→ **DO THIS**:
Your answer should be one number: the count of lines in these entries that hold the word "Claims".

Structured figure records
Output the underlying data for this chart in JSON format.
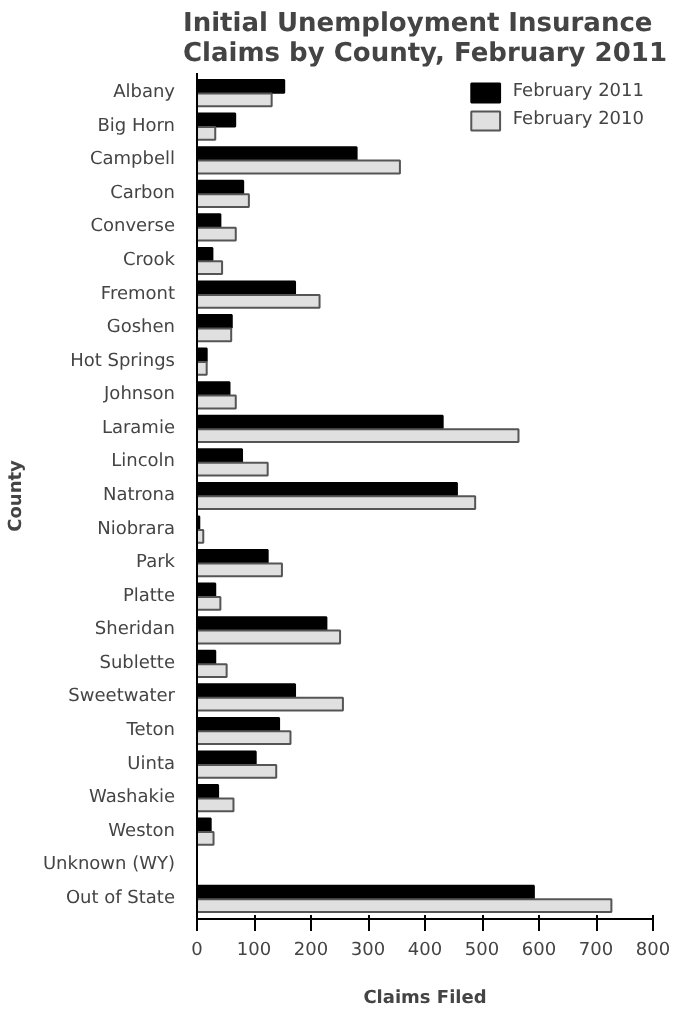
{
  "chart_data": {
    "type": "bar",
    "orientation": "horizontal",
    "title": "Initial Unemployment Insurance Claims by County, February 2011",
    "xlabel": "Claims Filed",
    "ylabel": "County",
    "categories": [
      "Albany",
      "Big Horn",
      "Campbell",
      "Carbon",
      "Converse",
      "Crook",
      "Fremont",
      "Goshen",
      "Hot Springs",
      "Johnson",
      "Laramie",
      "Lincoln",
      "Natrona",
      "Niobrara",
      "Park",
      "Platte",
      "Sheridan",
      "Sublette",
      "Sweetwater",
      "Teton",
      "Uinta",
      "Washakie",
      "Weston",
      "Unknown (WY)",
      "Out of State"
    ],
    "series": [
      {
        "name": "February 2011",
        "color": "#000000",
        "values": [
          153,
          67,
          280,
          81,
          41,
          27,
          172,
          61,
          17,
          57,
          431,
          79,
          456,
          4,
          124,
          32,
          227,
          32,
          172,
          144,
          103,
          37,
          24,
          null,
          591
        ]
      },
      {
        "name": "February 2010",
        "color": "#e0e0e0",
        "values": [
          131,
          32,
          356,
          91,
          68,
          44,
          215,
          60,
          17,
          68,
          564,
          124,
          488,
          11,
          149,
          41,
          251,
          52,
          256,
          164,
          139,
          64,
          29,
          null,
          727
        ]
      }
    ],
    "xlim": [
      0,
      800
    ],
    "xticks": [
      0,
      100,
      200,
      300,
      400,
      500,
      600,
      700,
      800
    ],
    "grid": false,
    "legend": "top right"
  }
}
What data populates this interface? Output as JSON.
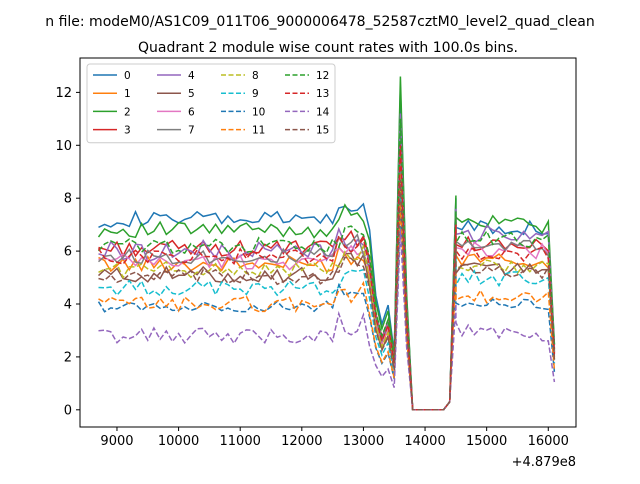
{
  "figure": {
    "suptitle": "n file: modeM0/AS1C09_011T06_9000006478_52587cztM0_level2_quad_clean"
  },
  "chart_data": {
    "type": "line",
    "title": "Quadrant 2 module wise count rates with 100.0s bins.",
    "xlabel": "",
    "ylabel": "",
    "x_offset_label": "+4.879e8",
    "xlim": [
      8400,
      16450
    ],
    "ylim": [
      -0.65,
      13.3
    ],
    "x_ticks": [
      9000,
      10000,
      11000,
      12000,
      13000,
      14000,
      15000,
      16000
    ],
    "y_ticks": [
      0,
      2,
      4,
      6,
      8,
      10,
      12
    ],
    "legend": {
      "placement": "top-left",
      "columns": 4
    },
    "x_segments": [
      {
        "start": 8700,
        "end": 13200,
        "step": 100
      },
      {
        "start": 13300,
        "end": 14500,
        "step": 100
      },
      {
        "start": 14500,
        "end": 16100,
        "step": 100
      }
    ],
    "series": [
      {
        "name": "0",
        "color": "#1f77b4",
        "style": "solid",
        "base": 7.2,
        "spike": 12.2,
        "post": 7.0,
        "amp": 0.3
      },
      {
        "name": "1",
        "color": "#ff7f0e",
        "style": "solid",
        "base": 5.5,
        "spike": 8.6,
        "post": 5.7,
        "amp": 0.3
      },
      {
        "name": "2",
        "color": "#2ca02c",
        "style": "solid",
        "base": 6.8,
        "spike": 12.6,
        "post": 7.1,
        "amp": 0.3
      },
      {
        "name": "3",
        "color": "#d62728",
        "style": "solid",
        "base": 6.1,
        "spike": 10.6,
        "post": 6.3,
        "amp": 0.3
      },
      {
        "name": "4",
        "color": "#9467bd",
        "style": "solid",
        "base": 6.0,
        "spike": 11.2,
        "post": 6.6,
        "amp": 0.4
      },
      {
        "name": "5",
        "color": "#8c564b",
        "style": "solid",
        "base": 5.1,
        "spike": 8.8,
        "post": 5.4,
        "amp": 0.3
      },
      {
        "name": "6",
        "color": "#e377c2",
        "style": "solid",
        "base": 5.6,
        "spike": 9.3,
        "post": 6.1,
        "amp": 0.3
      },
      {
        "name": "7",
        "color": "#7f7f7f",
        "style": "solid",
        "base": 5.8,
        "spike": 9.8,
        "post": 6.2,
        "amp": 0.3
      },
      {
        "name": "8",
        "color": "#bcbd22",
        "style": "dashed",
        "base": 5.3,
        "spike": 8.9,
        "post": 5.5,
        "amp": 0.3
      },
      {
        "name": "9",
        "color": "#17becf",
        "style": "dashed",
        "base": 4.6,
        "spike": 8.1,
        "post": 5.0,
        "amp": 0.3
      },
      {
        "name": "10",
        "color": "#1f77b4",
        "style": "dashed",
        "base": 3.9,
        "spike": 7.6,
        "post": 4.1,
        "amp": 0.2
      },
      {
        "name": "11",
        "color": "#ff7f0e",
        "style": "dashed",
        "base": 4.0,
        "spike": 7.8,
        "post": 4.3,
        "amp": 0.3
      },
      {
        "name": "12",
        "color": "#2ca02c",
        "style": "dashed",
        "base": 6.2,
        "spike": 11.0,
        "post": 6.5,
        "amp": 0.3
      },
      {
        "name": "13",
        "color": "#d62728",
        "style": "dashed",
        "base": 5.8,
        "spike": 10.0,
        "post": 6.0,
        "amp": 0.3
      },
      {
        "name": "14",
        "color": "#9467bd",
        "style": "dashed",
        "base": 2.8,
        "spike": 6.8,
        "post": 3.0,
        "amp": 0.3
      },
      {
        "name": "15",
        "color": "#8c564b",
        "style": "dashed",
        "base": 5.0,
        "spike": 8.7,
        "post": 5.3,
        "amp": 0.3
      }
    ]
  }
}
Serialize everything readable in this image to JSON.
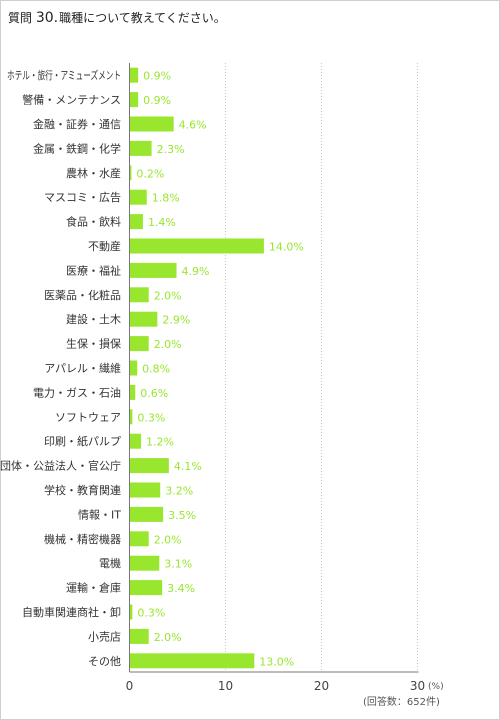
{
  "title": {
    "prefix": "質問",
    "number": "30.",
    "text": "職種について教えてください。"
  },
  "chart_data": {
    "type": "bar",
    "orientation": "horizontal",
    "categories": [
      "ホテル・旅行・アミューズメント",
      "警備・メンテナンス",
      "金融・証券・通信",
      "金属・鉄鋼・化学",
      "農林・水産",
      "マスコミ・広告",
      "食品・飲料",
      "不動産",
      "医療・福祉",
      "医薬品・化粧品",
      "建設・土木",
      "生保・損保",
      "アパレル・繊維",
      "電力・ガス・石油",
      "ソフトウェア",
      "印刷・紙パルプ",
      "団体・公益法人・官公庁",
      "学校・教育関連",
      "情報・IT",
      "機械・精密機器",
      "電機",
      "運輸・倉庫",
      "自動車関連商社・卸",
      "小売店",
      "その他"
    ],
    "values": [
      0.9,
      0.9,
      4.6,
      2.3,
      0.2,
      1.8,
      1.4,
      14.0,
      4.9,
      2.0,
      2.9,
      2.0,
      0.8,
      0.6,
      0.3,
      1.2,
      4.1,
      3.2,
      3.5,
      2.0,
      3.1,
      3.4,
      0.3,
      2.0,
      13.0
    ],
    "value_labels": [
      "0.9%",
      "0.9%",
      "4.6%",
      "2.3%",
      "0.2%",
      "1.8%",
      "1.4%",
      "14.0%",
      "4.9%",
      "2.0%",
      "2.9%",
      "2.0%",
      "0.8%",
      "0.6%",
      "0.3%",
      "1.2%",
      "4.1%",
      "3.2%",
      "3.5%",
      "2.0%",
      "3.1%",
      "3.4%",
      "0.3%",
      "2.0%",
      "13.0%"
    ],
    "xlim": [
      0,
      30
    ],
    "ticks": [
      "0",
      "10",
      "20",
      "30"
    ],
    "unit_label": "(%)",
    "note": "(回答数：652件)",
    "grid": true,
    "bar_color": "#99e62e"
  }
}
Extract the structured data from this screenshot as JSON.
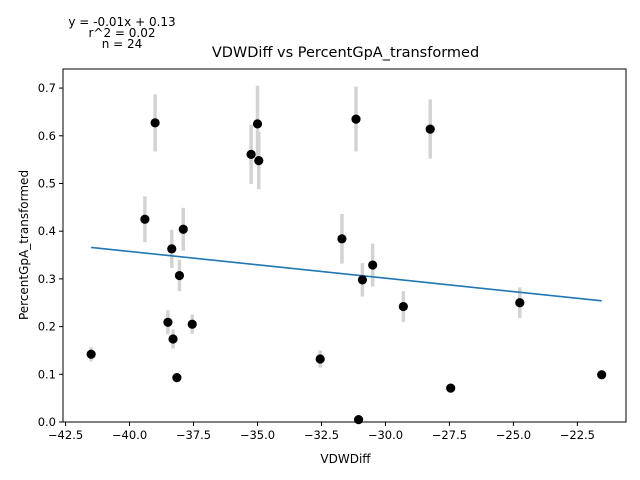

→ **TASK SOLUTION**:
2